Omit every image, and transcribe the remaining entries exactly as given.

### EXTRACTED ENTRIES
______________________________
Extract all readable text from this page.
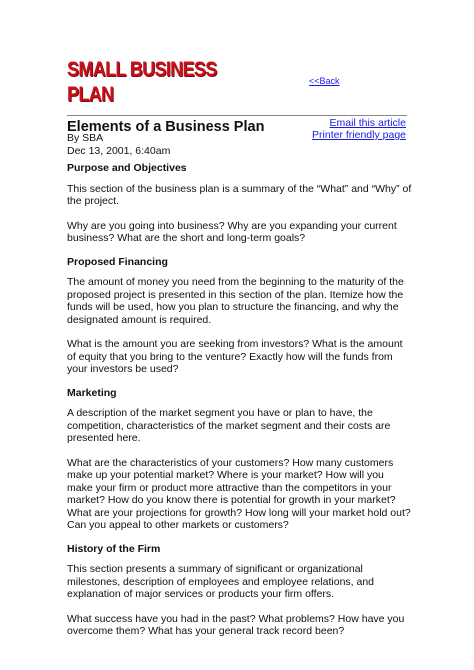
SMALL BUSINESS
PLAN
<<Back
Elements of a Business Plan
By SBA
Dec 13, 2001, 6:40am
Email this article
Printer friendly page
Purpose and Objectives

This section of the business plan is a summary of the “What” and “Why” of the project.

Why are you going into business? Why are you expanding your current business? What are the short and long-term goals?

Proposed Financing

The amount of money you need from the beginning to the maturity of the proposed project is presented in this section of the plan. Itemize how the funds will be used, how you plan to structure the financing, and why the designated amount is required.

What is the amount you are seeking from investors? What is the amount of equity that you bring to the venture? Exactly how will the funds from your investors be used?

Marketing

A description of the market segment you have or plan to have, the competition, characteristics of the market segment and their costs are presented here.

What are the characteristics of your customers? How many customers make up your potential market? Where is your market? How will you make your firm or product more attractive than the competitors in your market? How do you know there is potential for growth in your market? What are your projections for growth? How long will your market hold out? Can you appeal to other markets or customers?

History of the Firm

This section presents a summary of significant or organizational milestones, description of employees and employee relations, and explanation of major services or products your firm offers.

What success have you had in the past? What problems? How have you overcome them? What has your general track record been?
______________________________
### FULL SOLUTION
Extract all readable text from this page.
SMALL BUSINESS
PLAN
<<Back
Elements of a Business Plan
By SBA
Dec 13, 2001, 6:40am
Email this article
Printer friendly page
Purpose and Objectives

This section of the business plan is a summary of the “What” and “Why” of the project.

Why are you going into business? Why are you expanding your current business? What are the short and long-term goals?

Proposed Financing

The amount of money you need from the beginning to the maturity of the proposed project is presented in this section of the plan. Itemize how the funds will be used, how you plan to structure the financing, and why the designated amount is required.

What is the amount you are seeking from investors? What is the amount of equity that you bring to the venture? Exactly how will the funds from your investors be used?

Marketing

A description of the market segment you have or plan to have, the competition, characteristics of the market segment and their costs are presented here.

What are the characteristics of your customers? How many customers make up your potential market? Where is your market? How will you make your firm or product more attractive than the competitors in your market? How do you know there is potential for growth in your market? What are your projections for growth? How long will your market hold out? Can you appeal to other markets or customers?

History of the Firm

This section presents a summary of significant or organizational milestones, description of employees and employee relations, and explanation of major services or products your firm offers.

What success have you had in the past? What problems? How have you overcome them? What has your general track record been?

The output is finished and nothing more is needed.